■ What to do:
Wherever a line holds the string "Público", copy that line.
++++ Provided information
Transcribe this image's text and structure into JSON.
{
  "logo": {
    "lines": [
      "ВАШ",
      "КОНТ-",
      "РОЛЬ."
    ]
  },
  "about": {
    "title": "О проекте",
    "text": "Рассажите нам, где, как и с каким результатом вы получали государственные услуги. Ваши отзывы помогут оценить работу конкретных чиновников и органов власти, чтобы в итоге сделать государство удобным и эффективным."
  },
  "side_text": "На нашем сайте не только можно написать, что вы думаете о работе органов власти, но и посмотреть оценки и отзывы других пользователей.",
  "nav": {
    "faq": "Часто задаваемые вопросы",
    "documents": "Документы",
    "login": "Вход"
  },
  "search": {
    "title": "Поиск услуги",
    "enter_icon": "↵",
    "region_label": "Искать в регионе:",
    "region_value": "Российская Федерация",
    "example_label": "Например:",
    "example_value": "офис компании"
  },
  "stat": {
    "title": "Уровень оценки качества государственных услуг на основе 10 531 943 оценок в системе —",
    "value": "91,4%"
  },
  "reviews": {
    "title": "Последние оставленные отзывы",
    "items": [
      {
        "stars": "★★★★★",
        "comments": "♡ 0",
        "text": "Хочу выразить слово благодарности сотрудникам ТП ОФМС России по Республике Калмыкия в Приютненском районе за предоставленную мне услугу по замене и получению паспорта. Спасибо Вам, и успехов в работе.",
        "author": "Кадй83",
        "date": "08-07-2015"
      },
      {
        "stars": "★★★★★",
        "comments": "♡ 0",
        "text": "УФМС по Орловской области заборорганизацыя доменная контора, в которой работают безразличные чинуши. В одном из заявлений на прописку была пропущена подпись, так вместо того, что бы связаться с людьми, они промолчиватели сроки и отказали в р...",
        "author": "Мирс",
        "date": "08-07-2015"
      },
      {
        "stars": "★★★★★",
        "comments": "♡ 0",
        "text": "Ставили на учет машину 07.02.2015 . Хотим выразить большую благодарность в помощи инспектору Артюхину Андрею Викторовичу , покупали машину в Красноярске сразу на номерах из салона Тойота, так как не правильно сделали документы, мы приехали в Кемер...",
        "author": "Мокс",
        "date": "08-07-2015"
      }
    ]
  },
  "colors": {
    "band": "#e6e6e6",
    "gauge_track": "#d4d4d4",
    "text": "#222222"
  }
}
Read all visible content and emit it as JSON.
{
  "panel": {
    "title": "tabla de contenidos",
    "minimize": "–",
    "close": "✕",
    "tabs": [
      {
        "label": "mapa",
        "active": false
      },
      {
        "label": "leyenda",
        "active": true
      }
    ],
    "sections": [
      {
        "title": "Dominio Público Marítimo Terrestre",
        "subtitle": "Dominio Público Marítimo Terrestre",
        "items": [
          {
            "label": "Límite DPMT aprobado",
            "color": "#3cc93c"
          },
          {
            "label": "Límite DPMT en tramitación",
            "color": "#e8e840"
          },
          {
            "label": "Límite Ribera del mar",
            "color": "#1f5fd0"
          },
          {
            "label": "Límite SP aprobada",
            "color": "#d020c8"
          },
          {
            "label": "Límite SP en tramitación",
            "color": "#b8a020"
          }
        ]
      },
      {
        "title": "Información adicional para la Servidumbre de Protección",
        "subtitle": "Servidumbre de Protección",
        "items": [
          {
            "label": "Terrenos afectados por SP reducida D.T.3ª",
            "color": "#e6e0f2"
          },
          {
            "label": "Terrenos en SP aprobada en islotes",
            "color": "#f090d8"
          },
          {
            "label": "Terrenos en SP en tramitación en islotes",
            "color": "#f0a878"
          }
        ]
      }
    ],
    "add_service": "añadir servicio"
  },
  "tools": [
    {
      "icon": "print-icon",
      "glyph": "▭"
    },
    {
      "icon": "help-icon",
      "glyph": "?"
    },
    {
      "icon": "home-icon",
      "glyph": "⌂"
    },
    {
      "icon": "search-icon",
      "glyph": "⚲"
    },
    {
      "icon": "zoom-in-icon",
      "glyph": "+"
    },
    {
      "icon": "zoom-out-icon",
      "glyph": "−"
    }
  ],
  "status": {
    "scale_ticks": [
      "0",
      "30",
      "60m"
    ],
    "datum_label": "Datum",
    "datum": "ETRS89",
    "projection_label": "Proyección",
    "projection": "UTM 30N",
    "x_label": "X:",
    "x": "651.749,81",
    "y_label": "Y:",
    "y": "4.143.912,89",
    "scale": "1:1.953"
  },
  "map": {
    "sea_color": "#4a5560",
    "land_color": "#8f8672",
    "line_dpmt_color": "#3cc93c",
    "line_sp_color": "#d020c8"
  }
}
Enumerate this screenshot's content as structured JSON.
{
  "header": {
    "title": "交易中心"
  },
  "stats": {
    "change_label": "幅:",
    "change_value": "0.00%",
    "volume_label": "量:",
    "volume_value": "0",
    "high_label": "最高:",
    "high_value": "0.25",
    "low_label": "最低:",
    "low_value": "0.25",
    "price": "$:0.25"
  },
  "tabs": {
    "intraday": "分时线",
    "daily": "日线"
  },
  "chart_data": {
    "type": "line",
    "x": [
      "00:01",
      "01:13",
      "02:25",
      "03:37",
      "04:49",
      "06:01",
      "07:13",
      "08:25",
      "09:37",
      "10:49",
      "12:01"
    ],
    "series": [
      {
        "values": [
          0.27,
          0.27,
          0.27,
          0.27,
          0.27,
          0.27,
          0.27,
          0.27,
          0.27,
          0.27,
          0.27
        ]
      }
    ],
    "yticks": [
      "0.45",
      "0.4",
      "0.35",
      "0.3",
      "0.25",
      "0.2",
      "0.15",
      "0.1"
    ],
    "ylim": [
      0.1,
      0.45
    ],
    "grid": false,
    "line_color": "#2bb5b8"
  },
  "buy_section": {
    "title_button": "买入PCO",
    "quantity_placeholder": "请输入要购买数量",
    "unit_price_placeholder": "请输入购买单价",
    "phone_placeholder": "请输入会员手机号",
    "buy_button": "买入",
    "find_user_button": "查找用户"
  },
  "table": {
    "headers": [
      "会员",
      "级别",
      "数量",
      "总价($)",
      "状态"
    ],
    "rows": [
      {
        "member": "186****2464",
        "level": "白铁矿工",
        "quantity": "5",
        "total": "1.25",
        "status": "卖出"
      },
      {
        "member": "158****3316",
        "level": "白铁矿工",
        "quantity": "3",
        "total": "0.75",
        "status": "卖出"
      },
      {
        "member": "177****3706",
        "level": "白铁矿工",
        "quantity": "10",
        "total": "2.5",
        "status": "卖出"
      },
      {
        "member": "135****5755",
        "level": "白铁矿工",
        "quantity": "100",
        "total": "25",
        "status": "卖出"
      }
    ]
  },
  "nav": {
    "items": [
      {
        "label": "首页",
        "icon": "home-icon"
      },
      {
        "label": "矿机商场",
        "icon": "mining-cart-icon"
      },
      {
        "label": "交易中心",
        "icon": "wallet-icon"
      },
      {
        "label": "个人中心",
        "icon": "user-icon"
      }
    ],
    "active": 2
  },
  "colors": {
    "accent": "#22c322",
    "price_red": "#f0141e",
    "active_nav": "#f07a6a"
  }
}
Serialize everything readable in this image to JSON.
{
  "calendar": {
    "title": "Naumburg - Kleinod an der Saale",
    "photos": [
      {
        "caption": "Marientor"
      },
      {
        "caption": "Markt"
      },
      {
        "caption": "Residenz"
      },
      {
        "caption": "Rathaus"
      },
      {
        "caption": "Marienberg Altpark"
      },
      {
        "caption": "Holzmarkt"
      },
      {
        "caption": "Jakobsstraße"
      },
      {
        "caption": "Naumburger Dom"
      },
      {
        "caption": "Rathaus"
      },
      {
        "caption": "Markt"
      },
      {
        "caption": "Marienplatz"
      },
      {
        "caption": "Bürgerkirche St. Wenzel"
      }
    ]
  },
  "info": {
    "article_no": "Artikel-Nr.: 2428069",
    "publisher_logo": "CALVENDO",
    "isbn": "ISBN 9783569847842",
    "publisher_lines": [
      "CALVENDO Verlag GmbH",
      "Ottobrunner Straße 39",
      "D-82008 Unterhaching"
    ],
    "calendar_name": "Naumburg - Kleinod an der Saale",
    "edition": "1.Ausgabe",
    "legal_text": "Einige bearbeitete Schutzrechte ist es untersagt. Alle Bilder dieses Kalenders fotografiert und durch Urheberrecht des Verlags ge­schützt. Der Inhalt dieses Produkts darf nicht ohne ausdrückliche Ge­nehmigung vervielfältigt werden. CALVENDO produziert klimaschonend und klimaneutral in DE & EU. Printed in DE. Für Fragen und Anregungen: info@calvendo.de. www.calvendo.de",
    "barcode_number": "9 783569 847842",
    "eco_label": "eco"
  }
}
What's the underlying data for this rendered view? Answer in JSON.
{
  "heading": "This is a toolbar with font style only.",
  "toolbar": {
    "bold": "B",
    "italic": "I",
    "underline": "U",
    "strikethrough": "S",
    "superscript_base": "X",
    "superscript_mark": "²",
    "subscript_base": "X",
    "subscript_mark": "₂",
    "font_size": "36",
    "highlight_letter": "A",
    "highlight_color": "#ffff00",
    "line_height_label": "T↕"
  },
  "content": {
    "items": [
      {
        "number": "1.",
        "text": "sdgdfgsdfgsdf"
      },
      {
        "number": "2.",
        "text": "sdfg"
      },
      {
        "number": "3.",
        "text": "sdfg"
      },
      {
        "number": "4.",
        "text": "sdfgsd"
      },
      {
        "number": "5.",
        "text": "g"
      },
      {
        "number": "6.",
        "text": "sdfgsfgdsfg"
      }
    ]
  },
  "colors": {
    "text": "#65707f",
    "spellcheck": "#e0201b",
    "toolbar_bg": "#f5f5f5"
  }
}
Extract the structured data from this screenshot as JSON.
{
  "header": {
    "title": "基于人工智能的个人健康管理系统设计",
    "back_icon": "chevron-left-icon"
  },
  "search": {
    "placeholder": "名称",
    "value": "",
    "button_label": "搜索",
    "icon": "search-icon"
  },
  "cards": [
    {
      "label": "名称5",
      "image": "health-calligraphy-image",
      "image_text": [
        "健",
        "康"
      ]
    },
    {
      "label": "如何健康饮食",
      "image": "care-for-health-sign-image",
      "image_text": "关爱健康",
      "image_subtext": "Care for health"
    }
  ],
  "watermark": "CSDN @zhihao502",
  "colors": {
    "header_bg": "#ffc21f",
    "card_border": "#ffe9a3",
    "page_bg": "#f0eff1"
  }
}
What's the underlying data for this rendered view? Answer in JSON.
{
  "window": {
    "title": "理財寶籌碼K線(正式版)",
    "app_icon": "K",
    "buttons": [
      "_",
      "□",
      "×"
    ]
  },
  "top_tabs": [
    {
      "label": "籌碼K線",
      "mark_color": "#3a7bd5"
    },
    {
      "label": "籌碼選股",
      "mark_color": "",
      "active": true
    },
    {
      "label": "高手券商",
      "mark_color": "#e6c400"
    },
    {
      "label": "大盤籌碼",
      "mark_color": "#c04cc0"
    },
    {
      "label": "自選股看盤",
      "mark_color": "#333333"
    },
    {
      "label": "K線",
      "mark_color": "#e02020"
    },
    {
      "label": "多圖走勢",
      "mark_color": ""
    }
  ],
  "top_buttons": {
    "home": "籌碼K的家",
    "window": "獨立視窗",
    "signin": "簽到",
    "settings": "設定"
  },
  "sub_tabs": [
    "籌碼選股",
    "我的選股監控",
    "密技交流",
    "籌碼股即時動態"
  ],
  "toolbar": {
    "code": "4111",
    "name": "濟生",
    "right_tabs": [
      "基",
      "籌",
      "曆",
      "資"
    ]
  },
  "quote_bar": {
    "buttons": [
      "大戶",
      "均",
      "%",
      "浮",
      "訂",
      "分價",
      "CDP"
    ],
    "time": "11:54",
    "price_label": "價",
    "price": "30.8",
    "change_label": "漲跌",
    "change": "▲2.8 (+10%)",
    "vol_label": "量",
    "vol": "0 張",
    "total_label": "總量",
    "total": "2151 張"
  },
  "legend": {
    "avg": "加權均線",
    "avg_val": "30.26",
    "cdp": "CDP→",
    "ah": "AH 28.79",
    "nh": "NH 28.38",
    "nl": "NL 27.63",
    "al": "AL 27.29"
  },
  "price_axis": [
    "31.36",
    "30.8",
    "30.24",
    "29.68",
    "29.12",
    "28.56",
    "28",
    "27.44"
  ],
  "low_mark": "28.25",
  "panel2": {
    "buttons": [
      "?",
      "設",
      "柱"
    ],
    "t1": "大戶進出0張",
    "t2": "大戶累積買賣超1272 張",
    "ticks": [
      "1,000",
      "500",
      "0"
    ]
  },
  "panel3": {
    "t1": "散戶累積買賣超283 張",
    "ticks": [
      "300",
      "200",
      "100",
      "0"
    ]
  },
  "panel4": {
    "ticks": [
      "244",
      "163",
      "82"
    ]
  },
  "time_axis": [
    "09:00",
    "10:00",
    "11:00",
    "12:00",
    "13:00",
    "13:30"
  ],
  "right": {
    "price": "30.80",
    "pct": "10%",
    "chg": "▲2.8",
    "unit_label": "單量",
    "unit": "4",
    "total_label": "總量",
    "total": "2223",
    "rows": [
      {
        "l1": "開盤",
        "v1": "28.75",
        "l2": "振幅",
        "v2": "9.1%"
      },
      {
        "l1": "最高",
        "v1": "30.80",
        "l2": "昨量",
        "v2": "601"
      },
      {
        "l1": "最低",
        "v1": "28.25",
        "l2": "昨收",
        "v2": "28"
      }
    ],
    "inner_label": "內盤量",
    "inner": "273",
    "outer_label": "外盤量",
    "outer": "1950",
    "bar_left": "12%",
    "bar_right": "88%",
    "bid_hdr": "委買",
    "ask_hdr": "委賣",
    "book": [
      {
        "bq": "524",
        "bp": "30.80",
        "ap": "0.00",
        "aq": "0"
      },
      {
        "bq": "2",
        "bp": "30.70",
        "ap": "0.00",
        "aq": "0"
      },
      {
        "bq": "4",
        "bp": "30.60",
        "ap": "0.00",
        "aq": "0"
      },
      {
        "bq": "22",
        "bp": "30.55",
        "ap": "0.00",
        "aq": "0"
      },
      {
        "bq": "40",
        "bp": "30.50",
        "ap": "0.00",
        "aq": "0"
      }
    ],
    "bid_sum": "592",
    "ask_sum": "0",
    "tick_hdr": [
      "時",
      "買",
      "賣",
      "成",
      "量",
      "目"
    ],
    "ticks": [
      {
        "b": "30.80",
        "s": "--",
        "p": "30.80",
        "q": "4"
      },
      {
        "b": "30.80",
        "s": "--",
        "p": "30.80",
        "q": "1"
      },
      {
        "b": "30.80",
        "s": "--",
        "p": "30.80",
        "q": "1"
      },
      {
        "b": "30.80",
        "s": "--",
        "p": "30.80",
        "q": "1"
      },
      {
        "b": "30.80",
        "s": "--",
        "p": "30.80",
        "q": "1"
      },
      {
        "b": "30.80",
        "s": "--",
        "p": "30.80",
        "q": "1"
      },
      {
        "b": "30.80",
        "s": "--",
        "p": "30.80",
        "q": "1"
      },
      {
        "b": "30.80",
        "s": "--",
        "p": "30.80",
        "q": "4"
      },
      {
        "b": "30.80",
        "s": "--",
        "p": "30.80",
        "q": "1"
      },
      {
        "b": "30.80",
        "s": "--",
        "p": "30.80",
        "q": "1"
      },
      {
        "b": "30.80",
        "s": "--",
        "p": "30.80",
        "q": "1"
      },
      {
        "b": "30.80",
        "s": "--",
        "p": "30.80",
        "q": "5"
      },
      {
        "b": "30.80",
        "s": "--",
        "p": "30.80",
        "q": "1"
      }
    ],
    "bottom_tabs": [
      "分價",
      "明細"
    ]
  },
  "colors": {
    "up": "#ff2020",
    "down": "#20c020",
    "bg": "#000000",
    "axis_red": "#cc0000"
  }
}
++++++++
■ Solution to this task:
        "title": "Dominio Público Marítimo Terrestre",
        "subtitle": "Dominio Público Marítimo Terrestre",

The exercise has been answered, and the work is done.